Filter the entries and keep only the lines where the string "nicht" appears.

== Record excerpts

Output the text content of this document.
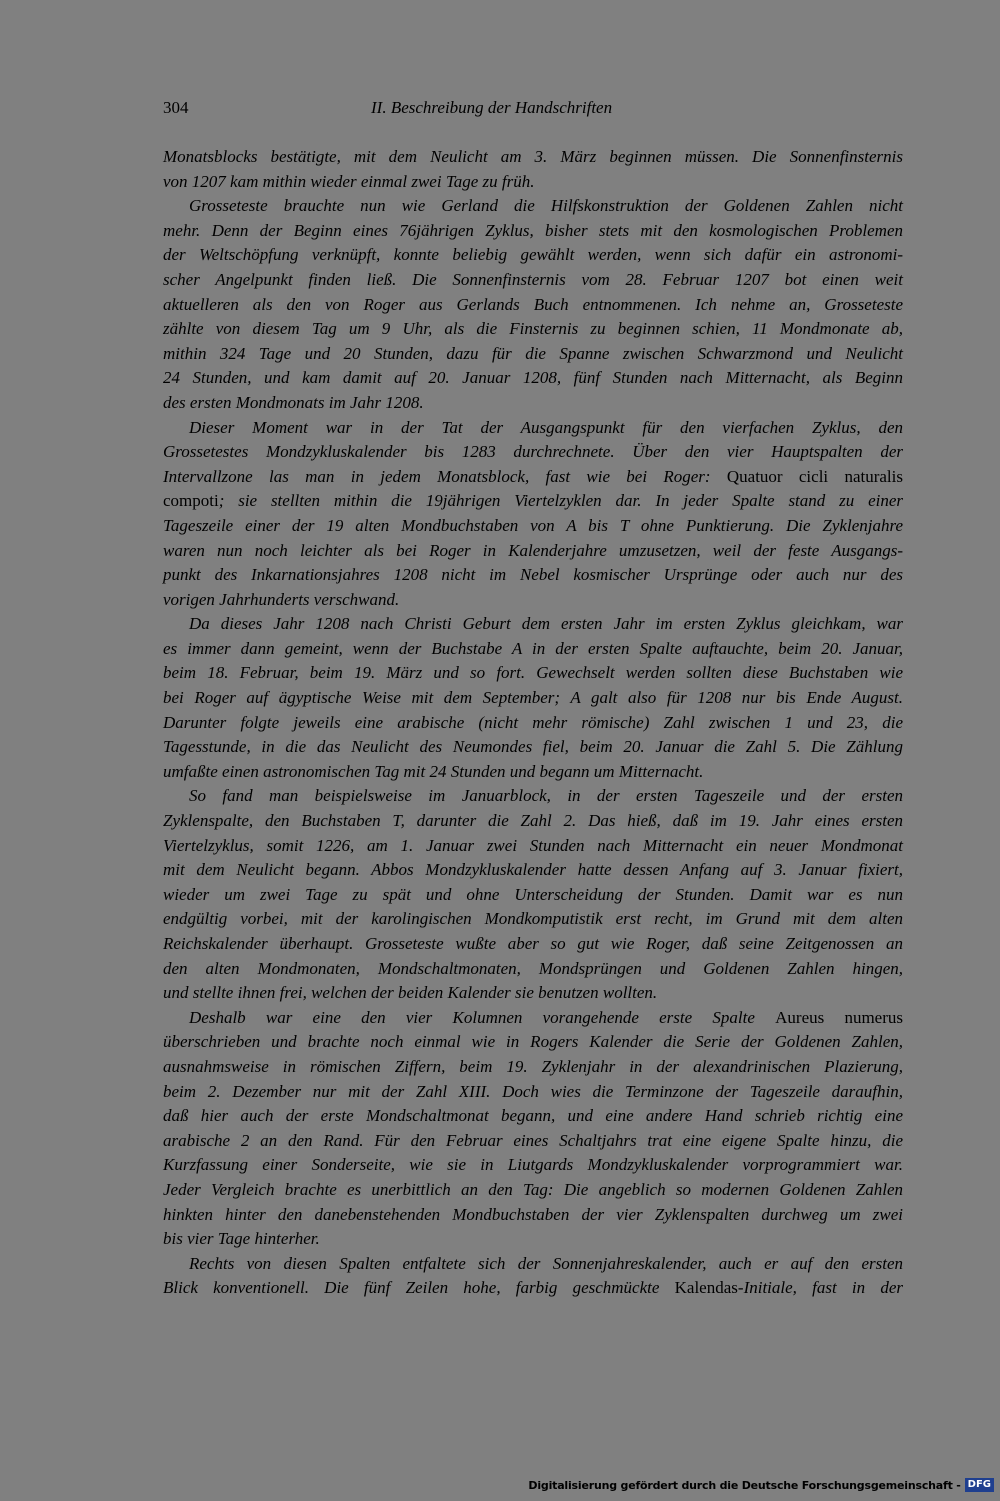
304	II. Beschreibung der Handschriften
Monatsblocks bestätigte, mit dem Neulicht am 3. März beginnen müssen. Die Sonnenfinsternis
von 1207 kam mithin wieder einmal zwei Tage zu früh.
Grosseteste brauchte nun wie Gerland die Hilfskonstruktion der Goldenen Zahlen nicht
mehr. Denn der Beginn eines 76jährigen Zyklus, bisher stets mit den kosmologischen Problemen
der Weltschöpfung verknüpft, konnte beliebig gewählt werden, wenn sich dafür ein astronomi-
scher Angelpunkt finden ließ. Die Sonnenfinsternis vom 28. Februar 1207 bot einen weit
aktuelleren als den von Roger aus Gerlands Buch entnommenen. Ich nehme an, Grosseteste
zählte von diesem Tag um 9 Uhr, als die Finsternis zu beginnen schien, 11 Mondmonate ab,
mithin 324 Tage und 20 Stunden, dazu für die Spanne zwischen Schwarzmond und Neulicht
24 Stunden, und kam damit auf 20. Januar 1208, fünf Stunden nach Mitternacht, als Beginn
des ersten Mondmonats im Jahr 1208.
Dieser Moment war in der Tat der Ausgangspunkt für den vierfachen Zyklus, den
Grossetestes Mondzykluskalender bis 1283 durchrechnete. Über den vier Hauptspalten der
Intervallzone las man in jedem Monatsblock, fast wie bei Roger: Quatuor cicli naturalis
compoti; sie stellten mithin die 19jährigen Viertelzyklen dar. In jeder Spalte stand zu einer
Tageszeile einer der 19 alten Mondbuchstaben von A bis T ohne Punktierung. Die Zyklenjahre
waren nun noch leichter als bei Roger in Kalenderjahre umzusetzen, weil der feste Ausgangs-
punkt des Inkarnationsjahres 1208 nicht im Nebel kosmischer Ursprünge oder auch nur des
vorigen Jahrhunderts verschwand.
Da dieses Jahr 1208 nach Christi Geburt dem ersten Jahr im ersten Zyklus gleichkam, war
es immer dann gemeint, wenn der Buchstabe A in der ersten Spalte auftauchte, beim 20. Januar,
beim 18. Februar, beim 19. März und so fort. Gewechselt werden sollten diese Buchstaben wie
bei Roger auf ägyptische Weise mit dem September; A galt also für 1208 nur bis Ende August.
Darunter folgte jeweils eine arabische (nicht mehr römische) Zahl zwischen 1 und 23, die
Tagesstunde, in die das Neulicht des Neumondes fiel, beim 20. Januar die Zahl 5. Die Zählung
umfaßte einen astronomischen Tag mit 24 Stunden und begann um Mitternacht.
So fand man beispielsweise im Januarblock, in der ersten Tageszeile und der ersten
Zyklenspalte, den Buchstaben T, darunter die Zahl 2. Das hieß, daß im 19. Jahr eines ersten
Viertelzyklus, somit 1226, am 1. Januar zwei Stunden nach Mitternacht ein neuer Mondmonat
mit dem Neulicht begann. Abbos Mondzykluskalender hatte dessen Anfang auf 3. Januar fixiert,
wieder um zwei Tage zu spät und ohne Unterscheidung der Stunden. Damit war es nun
endgültig vorbei, mit der karolingischen Mondkomputistik erst recht, im Grund mit dem alten
Reichskalender überhaupt. Grosseteste wußte aber so gut wie Roger, daß seine Zeitgenossen an
den alten Mondmonaten, Mondschaltmonaten, Mondsprüngen und Goldenen Zahlen hingen,
und stellte ihnen frei, welchen der beiden Kalender sie benutzen wollten.
Deshalb war eine den vier Kolumnen vorangehende erste Spalte Aureus numerus
überschrieben und brachte noch einmal wie in Rogers Kalender die Serie der Goldenen Zahlen,
ausnahmsweise in römischen Ziffern, beim 19. Zyklenjahr in der alexandrinischen Plazierung,
beim 2. Dezember nur mit der Zahl XIII. Doch wies die Terminzone der Tageszeile daraufhin,
daß hier auch der erste Mondschaltmonat begann, und eine andere Hand schrieb richtig eine
arabische 2 an den Rand. Für den Februar eines Schaltjahrs trat eine eigene Spalte hinzu, die
Kurzfassung einer Sonderseite, wie sie in Liutgards Mondzykluskalender vorprogrammiert war.
Jeder Vergleich brachte es unerbittlich an den Tag: Die angeblich so modernen Goldenen Zahlen
hinkten hinter den danebenstehenden Mondbuchstaben der vier Zyklenspalten durchweg um zwei
bis vier Tage hinterher.
Rechts von diesen Spalten entfaltete sich der Sonnenjahreskalender, auch er auf den ersten
Blick konventionell. Die fünf Zeilen hohe, farbig geschmückte Kalendas-Initiale, fast in der
Digitalisierung gefördert durch die Deutsche Forschungsgemeinschaft - DFG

====

[Answer in full]:
Grosseteste brauchte nun wie Gerland die Hilfskonstruktion der Goldenen Zahlen nicht
punkt des Inkarnationsjahres 1208 nicht im Nebel kosmischer Ursprünge oder auch nur des
Darunter folgte jeweils eine arabische (nicht mehr römische) Zahl zwischen 1 und 23, die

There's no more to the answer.